_What you will do_
Write out the listing exactly as it is given.

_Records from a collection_
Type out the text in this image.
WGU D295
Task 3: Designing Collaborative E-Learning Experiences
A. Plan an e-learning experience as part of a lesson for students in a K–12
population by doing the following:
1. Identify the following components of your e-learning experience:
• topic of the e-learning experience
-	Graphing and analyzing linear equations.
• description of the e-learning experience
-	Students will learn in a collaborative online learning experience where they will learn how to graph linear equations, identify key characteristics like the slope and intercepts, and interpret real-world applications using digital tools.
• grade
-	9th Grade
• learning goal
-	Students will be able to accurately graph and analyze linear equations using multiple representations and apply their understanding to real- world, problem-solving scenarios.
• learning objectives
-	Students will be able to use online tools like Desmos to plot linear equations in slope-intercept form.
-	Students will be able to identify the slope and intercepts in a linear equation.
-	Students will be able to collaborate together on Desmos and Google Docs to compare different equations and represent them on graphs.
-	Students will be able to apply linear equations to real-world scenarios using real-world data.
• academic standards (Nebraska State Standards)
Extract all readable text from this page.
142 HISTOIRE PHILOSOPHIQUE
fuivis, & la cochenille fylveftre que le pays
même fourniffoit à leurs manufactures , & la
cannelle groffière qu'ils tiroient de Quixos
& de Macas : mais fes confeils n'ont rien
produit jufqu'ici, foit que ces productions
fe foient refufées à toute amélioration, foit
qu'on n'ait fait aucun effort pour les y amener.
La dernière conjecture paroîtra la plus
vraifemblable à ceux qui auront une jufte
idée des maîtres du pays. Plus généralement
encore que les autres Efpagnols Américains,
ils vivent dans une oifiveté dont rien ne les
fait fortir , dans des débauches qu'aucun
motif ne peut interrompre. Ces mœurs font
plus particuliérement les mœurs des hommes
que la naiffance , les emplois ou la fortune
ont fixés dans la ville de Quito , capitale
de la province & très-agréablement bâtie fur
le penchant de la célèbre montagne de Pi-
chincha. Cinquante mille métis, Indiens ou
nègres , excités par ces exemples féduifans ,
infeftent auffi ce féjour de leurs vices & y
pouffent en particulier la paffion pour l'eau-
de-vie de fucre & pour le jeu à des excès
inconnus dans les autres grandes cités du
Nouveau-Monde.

_Task answer_
Type out the text in this image.
WGU D295
Task 3: Designing Collaborative E-Learning Experiences
A. Plan an e-learning experience as part of a lesson for students in a K–12
population by doing the following:
1. Identify the following components of your e-learning experience:
• topic of the e-learning experience
-	Graphing and analyzing linear equations.
• description of the e-learning experience
-	Students will learn in a collaborative online learning experience where they will learn how to graph linear equations, identify key characteristics like the slope and intercepts, and interpret real-world applications using digital tools.
• grade
-	9th Grade
• learning goal
-	Students will be able to accurately graph and analyze linear equations using multiple representations and apply their understanding to real- world, problem-solving scenarios.
• learning objectives
-	Students will be able to use online tools like Desmos to plot linear equations in slope-intercept form.
-	Students will be able to identify the slope and intercepts in a linear equation.
-	Students will be able to collaborate together on Desmos and Google Docs to compare different equations and represent them on graphs.
-	Students will be able to apply linear equations to real-world scenarios using real-world data.
• academic standards (Nebraska State Standards)
Extract all readable text from this page.
142 HISTOIRE PHILOSOPHIQUE
fuivis, & la cochenille fylveftre que le pays
même fourniffoit à leurs manufactures , & la
cannelle groffière qu'ils tiroient de Quixos
& de Macas : mais fes confeils n'ont rien
produit jufqu'ici, foit que ces productions
fe foient refufées à toute amélioration, foit
qu'on n'ait fait aucun effort pour les y amener.
La dernière conjecture paroîtra la plus
vraifemblable à ceux qui auront une jufte
idée des maîtres du pays. Plus généralement
encore que les autres Efpagnols Américains,
ils vivent dans une oifiveté dont rien ne les
fait fortir , dans des débauches qu'aucun
motif ne peut interrompre. Ces mœurs font
plus particuliérement les mœurs des hommes
que la naiffance , les emplois ou la fortune
ont fixés dans la ville de Quito , capitale
de la province & très-agréablement bâtie fur
le penchant de la célèbre montagne de Pi-
chincha. Cinquante mille métis, Indiens ou
nègres , excités par ces exemples féduifans ,
infeftent auffi ce féjour de leurs vices & y
pouffent en particulier la paffion pour l'eau-
de-vie de fucre & pour le jeu à des excès
inconnus dans les autres grandes cités du
Nouveau-Monde.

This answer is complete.